-- Start Excerpted records --

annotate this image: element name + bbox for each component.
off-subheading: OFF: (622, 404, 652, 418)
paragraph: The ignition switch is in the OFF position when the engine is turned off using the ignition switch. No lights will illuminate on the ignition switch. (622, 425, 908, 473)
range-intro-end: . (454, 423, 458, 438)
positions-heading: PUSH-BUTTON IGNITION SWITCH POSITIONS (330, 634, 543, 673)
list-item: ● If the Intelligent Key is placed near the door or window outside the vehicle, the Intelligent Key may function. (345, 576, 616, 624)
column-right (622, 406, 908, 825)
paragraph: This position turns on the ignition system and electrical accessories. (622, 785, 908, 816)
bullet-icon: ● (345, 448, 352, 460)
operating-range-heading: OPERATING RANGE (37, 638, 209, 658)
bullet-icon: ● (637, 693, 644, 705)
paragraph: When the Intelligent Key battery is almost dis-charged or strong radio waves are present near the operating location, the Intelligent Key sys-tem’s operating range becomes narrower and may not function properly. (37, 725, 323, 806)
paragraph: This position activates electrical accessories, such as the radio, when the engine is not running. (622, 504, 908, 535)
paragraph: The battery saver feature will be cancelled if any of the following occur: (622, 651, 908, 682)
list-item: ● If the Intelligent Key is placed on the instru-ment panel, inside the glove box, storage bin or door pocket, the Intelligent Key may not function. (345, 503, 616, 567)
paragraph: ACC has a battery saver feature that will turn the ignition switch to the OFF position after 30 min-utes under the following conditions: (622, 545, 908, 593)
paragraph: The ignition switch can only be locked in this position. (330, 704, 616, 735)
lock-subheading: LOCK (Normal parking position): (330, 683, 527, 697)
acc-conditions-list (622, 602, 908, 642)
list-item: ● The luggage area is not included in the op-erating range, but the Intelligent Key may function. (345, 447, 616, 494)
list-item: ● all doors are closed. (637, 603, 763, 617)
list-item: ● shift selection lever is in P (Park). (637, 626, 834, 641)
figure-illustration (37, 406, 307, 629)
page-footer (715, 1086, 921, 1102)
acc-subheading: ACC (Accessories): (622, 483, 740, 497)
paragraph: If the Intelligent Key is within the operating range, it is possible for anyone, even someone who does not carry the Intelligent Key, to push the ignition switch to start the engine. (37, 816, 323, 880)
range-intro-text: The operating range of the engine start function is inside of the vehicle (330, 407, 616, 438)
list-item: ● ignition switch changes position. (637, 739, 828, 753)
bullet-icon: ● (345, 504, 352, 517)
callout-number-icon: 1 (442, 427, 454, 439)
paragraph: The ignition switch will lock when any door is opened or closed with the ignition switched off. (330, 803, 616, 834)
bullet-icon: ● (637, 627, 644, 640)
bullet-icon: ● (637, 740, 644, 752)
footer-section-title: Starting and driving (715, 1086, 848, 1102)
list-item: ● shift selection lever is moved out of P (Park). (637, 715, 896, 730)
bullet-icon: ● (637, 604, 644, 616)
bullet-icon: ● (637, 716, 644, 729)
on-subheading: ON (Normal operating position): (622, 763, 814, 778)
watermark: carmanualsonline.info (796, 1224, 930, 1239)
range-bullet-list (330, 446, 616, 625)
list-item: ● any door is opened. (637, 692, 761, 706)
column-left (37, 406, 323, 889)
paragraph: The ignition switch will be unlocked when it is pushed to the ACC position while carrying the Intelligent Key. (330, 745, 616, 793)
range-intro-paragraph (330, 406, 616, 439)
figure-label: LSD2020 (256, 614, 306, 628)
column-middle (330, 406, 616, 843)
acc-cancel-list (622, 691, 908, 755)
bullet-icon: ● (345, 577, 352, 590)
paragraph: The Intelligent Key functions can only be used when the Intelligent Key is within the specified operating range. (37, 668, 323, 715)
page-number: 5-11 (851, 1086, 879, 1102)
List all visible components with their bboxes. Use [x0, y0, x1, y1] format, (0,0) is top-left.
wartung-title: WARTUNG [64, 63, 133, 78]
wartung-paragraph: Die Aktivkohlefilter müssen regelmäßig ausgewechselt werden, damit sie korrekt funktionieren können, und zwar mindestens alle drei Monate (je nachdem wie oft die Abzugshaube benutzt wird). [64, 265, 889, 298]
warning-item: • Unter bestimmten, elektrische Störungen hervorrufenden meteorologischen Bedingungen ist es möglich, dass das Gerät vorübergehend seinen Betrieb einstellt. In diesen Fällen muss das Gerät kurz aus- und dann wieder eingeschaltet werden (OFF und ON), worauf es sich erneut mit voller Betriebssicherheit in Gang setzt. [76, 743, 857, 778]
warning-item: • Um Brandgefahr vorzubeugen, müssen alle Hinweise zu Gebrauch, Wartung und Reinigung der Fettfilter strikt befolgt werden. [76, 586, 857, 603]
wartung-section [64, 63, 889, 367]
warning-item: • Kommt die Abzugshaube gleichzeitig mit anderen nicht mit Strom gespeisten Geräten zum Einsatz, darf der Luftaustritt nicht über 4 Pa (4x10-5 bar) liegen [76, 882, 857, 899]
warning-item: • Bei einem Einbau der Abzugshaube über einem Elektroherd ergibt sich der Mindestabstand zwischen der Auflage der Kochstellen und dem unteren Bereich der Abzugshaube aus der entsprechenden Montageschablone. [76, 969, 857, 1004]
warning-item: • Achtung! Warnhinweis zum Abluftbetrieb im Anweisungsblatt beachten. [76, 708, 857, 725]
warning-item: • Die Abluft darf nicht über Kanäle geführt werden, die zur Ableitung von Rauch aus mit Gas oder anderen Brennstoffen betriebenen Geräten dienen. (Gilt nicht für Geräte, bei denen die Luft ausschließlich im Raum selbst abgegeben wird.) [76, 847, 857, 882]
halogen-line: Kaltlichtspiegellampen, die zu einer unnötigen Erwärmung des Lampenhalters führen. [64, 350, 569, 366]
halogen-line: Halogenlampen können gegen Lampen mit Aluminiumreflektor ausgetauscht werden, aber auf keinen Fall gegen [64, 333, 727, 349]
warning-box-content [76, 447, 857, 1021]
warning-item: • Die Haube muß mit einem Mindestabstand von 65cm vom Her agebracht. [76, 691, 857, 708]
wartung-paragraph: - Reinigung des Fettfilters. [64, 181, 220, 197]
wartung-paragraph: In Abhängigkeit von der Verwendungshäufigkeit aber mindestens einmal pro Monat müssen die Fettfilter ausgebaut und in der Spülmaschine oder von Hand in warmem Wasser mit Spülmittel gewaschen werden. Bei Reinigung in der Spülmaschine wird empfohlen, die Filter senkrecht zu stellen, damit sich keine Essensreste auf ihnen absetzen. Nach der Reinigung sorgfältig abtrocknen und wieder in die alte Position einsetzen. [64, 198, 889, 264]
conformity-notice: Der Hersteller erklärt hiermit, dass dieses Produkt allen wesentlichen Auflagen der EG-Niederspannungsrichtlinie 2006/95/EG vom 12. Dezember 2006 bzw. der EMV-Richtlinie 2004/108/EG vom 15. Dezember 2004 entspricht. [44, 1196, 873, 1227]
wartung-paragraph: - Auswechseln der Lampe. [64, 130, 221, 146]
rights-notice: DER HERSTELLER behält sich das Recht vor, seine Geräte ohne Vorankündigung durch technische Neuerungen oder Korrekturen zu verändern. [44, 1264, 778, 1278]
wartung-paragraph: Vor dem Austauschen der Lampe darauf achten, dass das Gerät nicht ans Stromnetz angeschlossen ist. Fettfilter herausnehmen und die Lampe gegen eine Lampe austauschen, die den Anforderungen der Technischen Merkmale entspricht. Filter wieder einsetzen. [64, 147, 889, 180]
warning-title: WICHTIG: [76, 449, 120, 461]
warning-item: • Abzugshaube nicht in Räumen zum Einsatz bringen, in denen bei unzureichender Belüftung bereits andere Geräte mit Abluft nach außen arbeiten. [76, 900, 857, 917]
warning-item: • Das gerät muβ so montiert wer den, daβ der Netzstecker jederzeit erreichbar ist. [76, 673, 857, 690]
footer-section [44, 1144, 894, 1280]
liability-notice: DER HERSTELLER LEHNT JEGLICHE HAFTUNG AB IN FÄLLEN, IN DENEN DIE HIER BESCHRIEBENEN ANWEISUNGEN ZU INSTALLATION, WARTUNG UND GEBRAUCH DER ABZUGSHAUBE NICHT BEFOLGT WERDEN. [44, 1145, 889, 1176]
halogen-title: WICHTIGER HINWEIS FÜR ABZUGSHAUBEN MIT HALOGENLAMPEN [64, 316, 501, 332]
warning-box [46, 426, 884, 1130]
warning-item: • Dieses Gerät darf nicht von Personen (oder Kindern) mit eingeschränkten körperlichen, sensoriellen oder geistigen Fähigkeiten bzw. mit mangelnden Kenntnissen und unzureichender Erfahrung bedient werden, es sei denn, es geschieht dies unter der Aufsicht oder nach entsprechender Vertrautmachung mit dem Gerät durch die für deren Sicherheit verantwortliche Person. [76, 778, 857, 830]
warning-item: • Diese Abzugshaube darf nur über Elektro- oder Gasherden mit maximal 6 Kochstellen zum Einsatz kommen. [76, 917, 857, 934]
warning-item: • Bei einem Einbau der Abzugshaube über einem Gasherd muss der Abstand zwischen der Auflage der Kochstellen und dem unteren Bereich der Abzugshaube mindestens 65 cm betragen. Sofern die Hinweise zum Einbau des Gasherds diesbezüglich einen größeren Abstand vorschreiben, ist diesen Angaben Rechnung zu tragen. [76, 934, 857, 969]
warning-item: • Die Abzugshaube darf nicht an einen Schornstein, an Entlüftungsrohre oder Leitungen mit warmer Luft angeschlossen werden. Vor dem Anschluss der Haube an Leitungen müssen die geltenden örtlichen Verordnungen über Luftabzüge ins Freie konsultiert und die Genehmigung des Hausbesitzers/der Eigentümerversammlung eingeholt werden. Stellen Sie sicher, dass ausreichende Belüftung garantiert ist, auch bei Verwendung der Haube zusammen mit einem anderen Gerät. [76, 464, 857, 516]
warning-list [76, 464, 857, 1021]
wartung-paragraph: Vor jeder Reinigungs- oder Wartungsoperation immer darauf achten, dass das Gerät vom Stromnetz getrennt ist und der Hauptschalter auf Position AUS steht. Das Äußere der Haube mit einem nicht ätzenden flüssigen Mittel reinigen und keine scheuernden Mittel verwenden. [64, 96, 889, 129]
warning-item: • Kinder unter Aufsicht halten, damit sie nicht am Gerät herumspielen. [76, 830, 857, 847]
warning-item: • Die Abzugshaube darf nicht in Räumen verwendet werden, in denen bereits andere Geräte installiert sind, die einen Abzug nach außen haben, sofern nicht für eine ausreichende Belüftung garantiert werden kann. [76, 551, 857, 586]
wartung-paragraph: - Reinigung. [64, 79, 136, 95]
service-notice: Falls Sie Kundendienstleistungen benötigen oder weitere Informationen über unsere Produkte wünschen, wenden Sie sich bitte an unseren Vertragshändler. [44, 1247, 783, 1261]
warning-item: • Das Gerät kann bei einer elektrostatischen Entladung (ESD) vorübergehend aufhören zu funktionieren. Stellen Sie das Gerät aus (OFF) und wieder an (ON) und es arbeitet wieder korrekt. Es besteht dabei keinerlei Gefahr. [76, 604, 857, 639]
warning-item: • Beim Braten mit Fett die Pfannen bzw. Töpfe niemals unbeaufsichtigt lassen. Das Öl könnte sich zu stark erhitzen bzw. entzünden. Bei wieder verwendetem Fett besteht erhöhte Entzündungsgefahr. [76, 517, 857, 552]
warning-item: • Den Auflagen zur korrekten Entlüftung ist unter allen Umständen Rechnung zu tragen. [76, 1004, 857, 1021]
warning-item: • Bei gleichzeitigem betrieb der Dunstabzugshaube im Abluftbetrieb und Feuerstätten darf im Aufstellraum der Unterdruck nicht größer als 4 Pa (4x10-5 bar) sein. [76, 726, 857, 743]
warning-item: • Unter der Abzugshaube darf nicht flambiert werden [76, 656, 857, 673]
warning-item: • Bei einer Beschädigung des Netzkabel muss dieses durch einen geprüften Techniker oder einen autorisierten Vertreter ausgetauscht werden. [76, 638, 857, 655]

-- End Excerpted records --

▸ **Aim**: Rewrite the lines from the first one through the line containing "column-right (622, 406, 908, 825)", changing "Intelligent Key" to "smart key" and leaving everything else the same.

▸ **Written answer**:
annotate this image: element name + bbox for each component.
off-subheading: OFF: (622, 404, 652, 418)
paragraph: The ignition switch is in the OFF position when the engine is turned off using the ignition switch. No lights will illuminate on the ignition switch. (622, 425, 908, 473)
range-intro-end: . (454, 423, 458, 438)
positions-heading: PUSH-BUTTON IGNITION SWITCH POSITIONS (330, 634, 543, 673)
list-item: ● If the smart key is placed near the door or window outside the vehicle, the smart key may function. (345, 576, 616, 624)
column-right (622, 406, 908, 825)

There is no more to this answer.